→ What to do: Bring together all lines of the material below that contain the string "Production".

------

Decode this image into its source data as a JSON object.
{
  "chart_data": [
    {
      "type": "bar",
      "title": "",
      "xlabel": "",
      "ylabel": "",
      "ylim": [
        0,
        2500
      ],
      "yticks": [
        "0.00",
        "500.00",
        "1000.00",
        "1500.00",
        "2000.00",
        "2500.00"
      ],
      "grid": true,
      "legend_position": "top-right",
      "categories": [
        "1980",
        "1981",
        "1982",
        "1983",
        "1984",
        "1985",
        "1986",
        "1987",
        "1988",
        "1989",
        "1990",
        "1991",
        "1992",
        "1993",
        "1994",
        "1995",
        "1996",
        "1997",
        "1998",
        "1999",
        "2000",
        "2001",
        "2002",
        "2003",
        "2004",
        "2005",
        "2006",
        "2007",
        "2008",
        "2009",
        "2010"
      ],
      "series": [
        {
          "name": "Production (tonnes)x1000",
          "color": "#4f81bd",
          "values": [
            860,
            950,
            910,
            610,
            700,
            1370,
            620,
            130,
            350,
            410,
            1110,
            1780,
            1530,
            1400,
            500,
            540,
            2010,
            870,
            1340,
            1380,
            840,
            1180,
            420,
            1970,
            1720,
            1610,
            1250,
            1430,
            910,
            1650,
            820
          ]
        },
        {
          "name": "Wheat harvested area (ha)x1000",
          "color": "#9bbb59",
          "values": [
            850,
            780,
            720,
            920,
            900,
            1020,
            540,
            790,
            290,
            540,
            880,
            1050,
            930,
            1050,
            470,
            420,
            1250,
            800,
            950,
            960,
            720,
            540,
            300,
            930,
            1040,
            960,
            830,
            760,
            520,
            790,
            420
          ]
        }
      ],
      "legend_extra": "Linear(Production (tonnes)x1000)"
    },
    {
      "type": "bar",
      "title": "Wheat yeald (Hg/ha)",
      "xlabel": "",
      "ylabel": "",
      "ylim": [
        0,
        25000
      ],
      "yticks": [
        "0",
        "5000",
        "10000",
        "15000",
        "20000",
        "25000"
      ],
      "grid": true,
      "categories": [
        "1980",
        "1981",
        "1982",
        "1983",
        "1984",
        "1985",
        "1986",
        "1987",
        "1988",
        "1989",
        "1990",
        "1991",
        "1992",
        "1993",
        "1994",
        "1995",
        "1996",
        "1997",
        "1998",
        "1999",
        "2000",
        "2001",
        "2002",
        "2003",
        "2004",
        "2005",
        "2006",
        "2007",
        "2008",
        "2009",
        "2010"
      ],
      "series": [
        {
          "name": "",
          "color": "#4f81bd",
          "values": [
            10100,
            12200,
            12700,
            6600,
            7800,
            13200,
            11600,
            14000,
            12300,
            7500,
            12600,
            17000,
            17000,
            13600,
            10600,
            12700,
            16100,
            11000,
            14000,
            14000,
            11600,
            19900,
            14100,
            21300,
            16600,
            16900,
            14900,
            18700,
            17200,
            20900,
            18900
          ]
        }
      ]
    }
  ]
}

------

→ Solution:
          "name": "Production (tonnes)x1000",
      "legend_extra": "Linear(Production (tonnes)x1000)"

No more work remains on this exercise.